Reproduce every line of the data below word for word, omitting the pictures.

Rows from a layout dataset
....................

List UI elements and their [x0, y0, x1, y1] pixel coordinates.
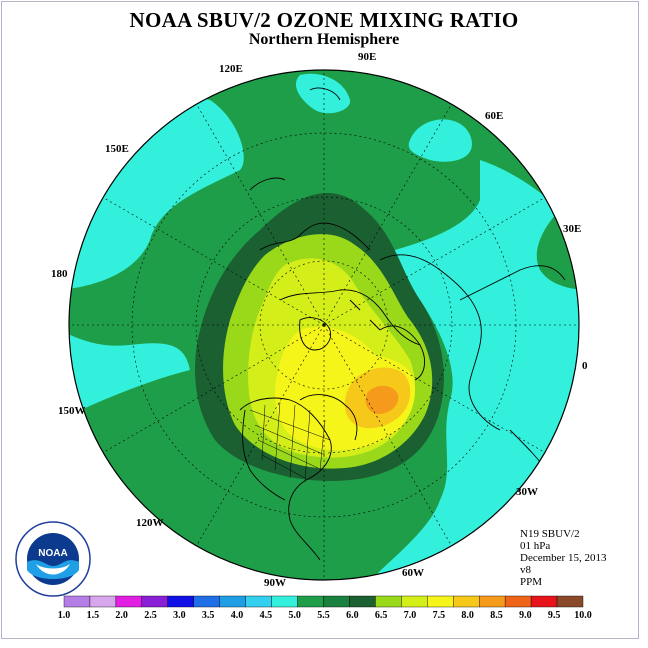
- colorbar-swatch: [167, 595, 194, 608]
- colorbar-tick-label: 4.0: [230, 610, 244, 621]
- colorbar-tick-label: 10.0: [574, 610, 592, 621]
- lon-label-90e: 90E: [358, 51, 377, 63]
- page-subtitle: Northern Hemisphere: [248, 31, 400, 48]
- colorbar-tick-label: 8.0: [461, 610, 474, 621]
- lon-label-120w: 120W: [136, 517, 164, 529]
- units-label: PPM: [520, 576, 543, 588]
- colorbar-tick-label: 6.5: [374, 610, 388, 621]
- colorbar-swatch: [89, 595, 117, 608]
- colorbar-swatch: [504, 595, 532, 608]
- colorbar-tick-label: 8.5: [490, 610, 503, 621]
- page-title: NOAA SBUV/2 OZONE MIXING RATIO: [129, 8, 519, 32]
- colorbar-tick-label: 3.5: [201, 610, 215, 621]
- colorbar-tick-label: 7.0: [403, 610, 417, 621]
- colorbar-swatch: [219, 595, 246, 608]
- lon-label-60w: 60W: [402, 567, 424, 579]
- lon-label-150w: 150W: [58, 405, 86, 417]
- colorbar-swatch: [193, 595, 220, 608]
- colorbar-swatch: [349, 595, 376, 608]
- colorbar-swatch: [297, 595, 324, 608]
- state-borders: [249, 401, 331, 483]
- graticule: [69, 70, 579, 580]
- colorbar-tick-label: 1.5: [86, 610, 100, 621]
- ozone-field: [69, 70, 579, 580]
- lon-label-180: 180: [51, 268, 68, 280]
- lon-label-30w: 30W: [516, 486, 538, 498]
- colorbar-swatch: [453, 595, 480, 608]
- colorbar-tick-label: 4.5: [259, 610, 273, 621]
- level-label: 01 hPa: [520, 540, 551, 552]
- lon-label-90w: 90W: [264, 577, 286, 589]
- lon-label-0: 0: [582, 360, 588, 372]
- colorbar-swatch: [245, 595, 272, 608]
- instrument-label: N19 SBUV/2: [520, 528, 580, 540]
- colorbar-swatch: [141, 595, 169, 608]
- colorbar: [63, 595, 584, 608]
- colorbar-tick-label: 1.0: [57, 610, 71, 621]
- lon-label-120e: 120E: [219, 63, 243, 75]
- colorbar-tick-label: 9.5: [547, 610, 561, 621]
- version-label: v8: [520, 564, 531, 576]
- colorbar-swatch: [401, 595, 428, 608]
- lon-label-30e: 30E: [563, 223, 582, 235]
- lon-label-150e: 150E: [105, 143, 129, 155]
- colorbar-tick-label: 9.0: [519, 610, 532, 621]
- noaa-logo: NOAA: [15, 521, 91, 597]
- lon-label-60e: 60E: [485, 110, 504, 122]
- ozone-band-5-0-north: [295, 73, 472, 162]
- colorbar-tick-label: 5.5: [317, 610, 330, 621]
- colorbar-swatch: [323, 595, 350, 608]
- colorbar-tick-label: 3.0: [173, 610, 186, 621]
- date-label: December 15, 2013: [520, 552, 607, 564]
- colorbar-swatch: [556, 595, 584, 608]
- noaa-logo-text: NOAA: [38, 548, 67, 559]
- colorbar-swatch: [271, 595, 298, 608]
- colorbar-tick-label: 7.5: [432, 610, 446, 621]
- coastlines: [239, 87, 566, 561]
- colorbar-swatch: [479, 595, 506, 608]
- colorbar-tick-label: 5.0: [288, 610, 301, 621]
- colorbar-tick-label: 2.5: [144, 610, 157, 621]
- colorbar-swatch: [115, 595, 143, 608]
- colorbar-tick-label: 2.0: [115, 610, 128, 621]
- colorbar-swatch: [427, 595, 454, 608]
- colorbar-tick-label: 6.0: [346, 610, 359, 621]
- ozone-band-8-5: [365, 385, 399, 414]
- hemisphere-border: [68, 69, 580, 581]
- colorbar-swatch: [375, 595, 402, 608]
- colorbar-swatch: [530, 595, 558, 608]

....................

> TASK ANSWER:
List UI elements and their [x0, y0, x1, y1] pixel coordinates.
- colorbar-swatch: [167, 595, 194, 608]
- colorbar-tick-label: 4.0: [230, 610, 244, 621]
- colorbar-tick-label: 10.0: [574, 610, 592, 621]
- lon-label-90e: 90E: [358, 51, 377, 63]
- page-subtitle: Northern Hemisphere: [248, 31, 400, 48]
- colorbar-tick-label: 8.0: [461, 610, 474, 621]
- lon-label-120w: 120W: [136, 517, 164, 529]
- units-label: PPM: [520, 576, 543, 588]
- colorbar-tick-label: 6.5: [374, 610, 388, 621]
- colorbar-swatch: [89, 595, 117, 608]
- colorbar-swatch: [504, 595, 532, 608]
- colorbar-tick-label: 8.5: [490, 610, 503, 621]
- page-title: NOAA SBUV/2 OZONE MIXING RATIO: [129, 8, 519, 32]
- colorbar-tick-label: 3.5: [201, 610, 215, 621]
- colorbar-tick-label: 7.0: [403, 610, 417, 621]
- colorbar-swatch: [219, 595, 246, 608]
- lon-label-60w: 60W: [402, 567, 424, 579]
- lon-label-150w: 150W: [58, 405, 86, 417]
- colorbar-swatch: [193, 595, 220, 608]
- colorbar-swatch: [349, 595, 376, 608]
- colorbar-swatch: [297, 595, 324, 608]
- state-borders: [249, 401, 331, 483]
- graticule: [69, 70, 579, 580]
- colorbar-tick-label: 1.5: [86, 610, 100, 621]
- ozone-field: [69, 70, 579, 580]
- lon-label-180: 180: [51, 268, 68, 280]
- lon-label-30w: 30W: [516, 486, 538, 498]
- colorbar-swatch: [453, 595, 480, 608]
- colorbar-tick-label: 4.5: [259, 610, 273, 621]
- level-label: 01 hPa: [520, 540, 551, 552]
- lon-label-90w: 90W: [264, 577, 286, 589]
- lon-label-0: 0: [582, 360, 588, 372]
- colorbar-swatch: [245, 595, 272, 608]
- instrument-label: N19 SBUV/2: [520, 528, 580, 540]
- colorbar-swatch: [141, 595, 169, 608]
- colorbar: [63, 595, 584, 608]
- colorbar-tick-label: 1.0: [57, 610, 71, 621]
- lon-label-120e: 120E: [219, 63, 243, 75]
- colorbar-tick-label: 9.5: [547, 610, 561, 621]
- version-label: v8: [520, 564, 531, 576]
- colorbar-swatch: [401, 595, 428, 608]
- lon-label-30e: 30E: [563, 223, 582, 235]
- lon-label-150e: 150E: [105, 143, 129, 155]
- colorbar-tick-label: 9.0: [519, 610, 532, 621]
- noaa-logo: NOAA: [15, 521, 91, 597]
- lon-label-60e: 60E: [485, 110, 504, 122]
- ozone-band-5-0-north: [295, 73, 472, 162]
- colorbar-tick-label: 5.5: [317, 610, 330, 621]
- colorbar-swatch: [323, 595, 350, 608]
- colorbar-tick-label: 3.0: [173, 610, 186, 621]
- date-label: December 15, 2013: [520, 552, 607, 564]
- colorbar-swatch: [556, 595, 584, 608]
- noaa-logo-text: NOAA: [38, 548, 67, 559]
- colorbar-swatch: [271, 595, 298, 608]
- colorbar-tick-label: 7.5: [432, 610, 446, 621]
- coastlines: [239, 87, 566, 561]
- colorbar-swatch: [479, 595, 506, 608]
- colorbar-tick-label: 5.0: [288, 610, 301, 621]
- colorbar-tick-label: 2.5: [144, 610, 157, 621]
- colorbar-swatch: [115, 595, 143, 608]
- colorbar-tick-label: 2.0: [115, 610, 128, 621]
- colorbar-swatch: [427, 595, 454, 608]
- colorbar-tick-label: 6.0: [346, 610, 359, 621]
- ozone-band-8-5: [365, 385, 399, 414]
- hemisphere-border: [68, 69, 580, 581]
- colorbar-swatch: [375, 595, 402, 608]
- colorbar-swatch: [530, 595, 558, 608]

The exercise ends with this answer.